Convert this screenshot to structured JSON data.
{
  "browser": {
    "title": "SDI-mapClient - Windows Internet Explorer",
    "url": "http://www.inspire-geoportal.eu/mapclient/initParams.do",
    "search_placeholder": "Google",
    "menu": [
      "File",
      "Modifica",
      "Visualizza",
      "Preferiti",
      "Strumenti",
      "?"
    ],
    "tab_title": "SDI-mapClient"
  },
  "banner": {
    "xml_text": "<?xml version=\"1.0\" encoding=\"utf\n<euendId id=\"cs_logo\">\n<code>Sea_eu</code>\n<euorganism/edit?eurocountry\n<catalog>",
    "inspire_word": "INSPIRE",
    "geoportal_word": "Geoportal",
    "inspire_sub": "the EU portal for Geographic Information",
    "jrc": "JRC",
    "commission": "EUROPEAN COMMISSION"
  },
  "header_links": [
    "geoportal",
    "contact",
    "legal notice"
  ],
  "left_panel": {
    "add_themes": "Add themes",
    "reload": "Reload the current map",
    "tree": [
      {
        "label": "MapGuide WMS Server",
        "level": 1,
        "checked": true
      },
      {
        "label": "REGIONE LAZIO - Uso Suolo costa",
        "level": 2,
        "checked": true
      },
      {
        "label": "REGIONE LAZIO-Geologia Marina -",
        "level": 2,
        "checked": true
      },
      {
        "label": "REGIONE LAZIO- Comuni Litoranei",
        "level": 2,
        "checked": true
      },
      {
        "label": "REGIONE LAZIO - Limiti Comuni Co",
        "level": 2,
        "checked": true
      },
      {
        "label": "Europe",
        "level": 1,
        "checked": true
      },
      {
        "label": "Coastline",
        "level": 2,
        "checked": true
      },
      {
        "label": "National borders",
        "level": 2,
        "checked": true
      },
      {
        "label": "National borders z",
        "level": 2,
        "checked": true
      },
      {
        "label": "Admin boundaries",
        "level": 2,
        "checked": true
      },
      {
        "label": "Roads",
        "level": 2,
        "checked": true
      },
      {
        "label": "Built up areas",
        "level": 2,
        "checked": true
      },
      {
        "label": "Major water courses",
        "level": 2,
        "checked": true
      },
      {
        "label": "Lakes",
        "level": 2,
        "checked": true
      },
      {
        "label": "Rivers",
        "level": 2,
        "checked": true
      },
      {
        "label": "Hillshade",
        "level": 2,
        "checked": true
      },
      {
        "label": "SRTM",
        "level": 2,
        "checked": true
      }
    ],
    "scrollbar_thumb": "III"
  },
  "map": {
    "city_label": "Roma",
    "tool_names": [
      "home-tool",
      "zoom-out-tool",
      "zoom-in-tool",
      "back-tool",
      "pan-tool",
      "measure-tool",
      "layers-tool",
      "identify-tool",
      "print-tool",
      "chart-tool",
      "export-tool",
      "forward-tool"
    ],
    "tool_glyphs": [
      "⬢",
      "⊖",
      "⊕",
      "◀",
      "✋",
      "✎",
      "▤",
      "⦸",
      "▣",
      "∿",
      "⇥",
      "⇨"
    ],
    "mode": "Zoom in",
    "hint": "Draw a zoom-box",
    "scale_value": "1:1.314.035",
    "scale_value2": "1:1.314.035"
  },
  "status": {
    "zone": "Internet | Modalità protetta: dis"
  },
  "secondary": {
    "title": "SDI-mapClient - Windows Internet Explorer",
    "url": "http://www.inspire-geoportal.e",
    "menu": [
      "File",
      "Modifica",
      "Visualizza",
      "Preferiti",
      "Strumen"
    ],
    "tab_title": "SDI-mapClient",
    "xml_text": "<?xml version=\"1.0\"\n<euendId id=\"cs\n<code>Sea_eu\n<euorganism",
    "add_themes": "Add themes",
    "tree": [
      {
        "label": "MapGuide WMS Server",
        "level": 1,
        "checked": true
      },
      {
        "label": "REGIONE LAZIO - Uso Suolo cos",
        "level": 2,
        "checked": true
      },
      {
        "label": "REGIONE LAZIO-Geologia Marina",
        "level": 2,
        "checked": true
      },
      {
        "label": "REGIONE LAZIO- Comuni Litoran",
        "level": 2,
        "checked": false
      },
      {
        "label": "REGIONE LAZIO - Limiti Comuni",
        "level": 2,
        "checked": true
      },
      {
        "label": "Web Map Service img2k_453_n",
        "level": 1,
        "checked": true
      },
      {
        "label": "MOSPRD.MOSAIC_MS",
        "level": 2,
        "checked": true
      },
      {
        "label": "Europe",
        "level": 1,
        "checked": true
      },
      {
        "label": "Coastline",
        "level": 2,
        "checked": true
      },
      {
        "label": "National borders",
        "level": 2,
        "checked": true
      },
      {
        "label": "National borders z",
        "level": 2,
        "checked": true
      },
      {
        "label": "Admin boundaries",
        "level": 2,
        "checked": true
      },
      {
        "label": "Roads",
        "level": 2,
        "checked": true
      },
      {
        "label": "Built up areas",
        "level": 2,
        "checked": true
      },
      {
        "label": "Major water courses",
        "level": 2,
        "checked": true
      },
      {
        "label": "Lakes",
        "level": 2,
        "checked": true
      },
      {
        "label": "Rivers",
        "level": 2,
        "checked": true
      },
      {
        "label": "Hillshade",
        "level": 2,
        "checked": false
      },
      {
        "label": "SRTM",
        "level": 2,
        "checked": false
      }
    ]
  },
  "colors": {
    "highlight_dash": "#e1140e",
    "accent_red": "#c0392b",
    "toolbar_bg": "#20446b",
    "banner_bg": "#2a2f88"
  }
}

§

[The exercise]:
Of the lines above, how many hold the word "LAZIO"? Say the number alone.

[Written response]:
8